[PROBLEM TO SOLVE]
Reproduce the listing below without any change.

[DATA SHOWN]

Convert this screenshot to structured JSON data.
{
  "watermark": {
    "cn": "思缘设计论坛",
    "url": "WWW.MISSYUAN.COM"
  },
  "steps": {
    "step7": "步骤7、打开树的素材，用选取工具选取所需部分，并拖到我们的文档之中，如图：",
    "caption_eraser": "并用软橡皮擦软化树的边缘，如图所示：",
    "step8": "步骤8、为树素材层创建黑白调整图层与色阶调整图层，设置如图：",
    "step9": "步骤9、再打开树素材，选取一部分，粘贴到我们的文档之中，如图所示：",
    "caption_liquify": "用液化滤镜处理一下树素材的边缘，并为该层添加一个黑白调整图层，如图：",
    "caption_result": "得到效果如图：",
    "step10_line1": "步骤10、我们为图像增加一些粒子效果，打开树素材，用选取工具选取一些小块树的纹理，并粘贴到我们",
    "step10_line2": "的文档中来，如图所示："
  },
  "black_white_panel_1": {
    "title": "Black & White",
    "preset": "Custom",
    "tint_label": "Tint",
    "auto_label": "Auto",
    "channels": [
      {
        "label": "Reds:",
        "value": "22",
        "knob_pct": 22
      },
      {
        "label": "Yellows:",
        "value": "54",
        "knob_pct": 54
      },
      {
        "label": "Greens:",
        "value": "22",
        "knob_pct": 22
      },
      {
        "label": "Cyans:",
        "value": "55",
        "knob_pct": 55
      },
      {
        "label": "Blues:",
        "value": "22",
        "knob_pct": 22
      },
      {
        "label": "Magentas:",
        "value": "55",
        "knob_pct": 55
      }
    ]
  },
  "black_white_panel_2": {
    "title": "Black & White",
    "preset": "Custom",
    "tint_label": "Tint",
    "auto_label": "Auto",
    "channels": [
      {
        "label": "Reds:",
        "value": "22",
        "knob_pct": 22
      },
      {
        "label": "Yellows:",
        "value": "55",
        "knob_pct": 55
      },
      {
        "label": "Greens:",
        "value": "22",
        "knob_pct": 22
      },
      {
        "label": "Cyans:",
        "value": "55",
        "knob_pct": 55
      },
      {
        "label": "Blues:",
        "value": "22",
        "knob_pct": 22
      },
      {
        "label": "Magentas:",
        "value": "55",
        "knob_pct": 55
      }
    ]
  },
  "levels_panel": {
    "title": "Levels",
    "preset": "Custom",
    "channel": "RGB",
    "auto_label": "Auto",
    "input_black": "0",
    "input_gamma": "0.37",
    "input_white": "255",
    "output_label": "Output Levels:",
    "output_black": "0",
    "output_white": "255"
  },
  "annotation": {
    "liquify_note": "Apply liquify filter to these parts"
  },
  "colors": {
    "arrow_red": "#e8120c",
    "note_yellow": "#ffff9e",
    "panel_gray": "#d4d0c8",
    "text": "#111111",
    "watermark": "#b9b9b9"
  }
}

[SOLUTION TO THIS TASK]
Convert this screenshot to structured JSON data.
{
  "watermark": {
    "cn": "思缘设计论坛",
    "url": "WWW.MISSYUAN.COM"
  },
  "steps": {
    "step7": "步骤7、打开树的素材，用选取工具选取所需部分，并拖到我们的文档之中，如图：",
    "caption_eraser": "并用软橡皮擦软化树的边缘，如图所示：",
    "step8": "步骤8、为树素材层创建黑白调整图层与色阶调整图层，设置如图：",
    "step9": "步骤9、再打开树素材，选取一部分，粘贴到我们的文档之中，如图所示：",
    "caption_liquify": "用液化滤镜处理一下树素材的边缘，并为该层添加一个黑白调整图层，如图：",
    "caption_result": "得到效果如图：",
    "step10_line1": "步骤10、我们为图像增加一些粒子效果，打开树素材，用选取工具选取一些小块树的纹理，并粘贴到我们",
    "step10_line2": "的文档中来，如图所示："
  },
  "black_white_panel_1": {
    "title": "Black & White",
    "preset": "Custom",
    "tint_label": "Tint",
    "auto_label": "Auto",
    "channels": [
      {
        "label": "Reds:",
        "value": "22",
        "knob_pct": 22
      },
      {
        "label": "Yellows:",
        "value": "54",
        "knob_pct": 54
      },
      {
        "label": "Greens:",
        "value": "22",
        "knob_pct": 22
      },
      {
        "label": "Cyans:",
        "value": "55",
        "knob_pct": 55
      },
      {
        "label": "Blues:",
        "value": "22",
        "knob_pct": 22
      },
      {
        "label": "Magentas:",
        "value": "55",
        "knob_pct": 55
      }
    ]
  },
  "black_white_panel_2": {
    "title": "Black & White",
    "preset": "Custom",
    "tint_label": "Tint",
    "auto_label": "Auto",
    "channels": [
      {
        "label": "Reds:",
        "value": "22",
        "knob_pct": 22
      },
      {
        "label": "Yellows:",
        "value": "55",
        "knob_pct": 55
      },
      {
        "label": "Greens:",
        "value": "22",
        "knob_pct": 22
      },
      {
        "label": "Cyans:",
        "value": "55",
        "knob_pct": 55
      },
      {
        "label": "Blues:",
        "value": "22",
        "knob_pct": 22
      },
      {
        "label": "Magentas:",
        "value": "55",
        "knob_pct": 55
      }
    ]
  },
  "levels_panel": {
    "title": "Levels",
    "preset": "Custom",
    "channel": "RGB",
    "auto_label": "Auto",
    "input_black": "0",
    "input_gamma": "0.37",
    "input_white": "255",
    "output_label": "Output Levels:",
    "output_black": "0",
    "output_white": "255"
  },
  "annotation": {
    "liquify_note": "Apply liquify filter to these parts"
  },
  "colors": {
    "arrow_red": "#e8120c",
    "note_yellow": "#ffff9e",
    "panel_gray": "#d4d0c8",
    "text": "#111111",
    "watermark": "#b9b9b9"
  }
}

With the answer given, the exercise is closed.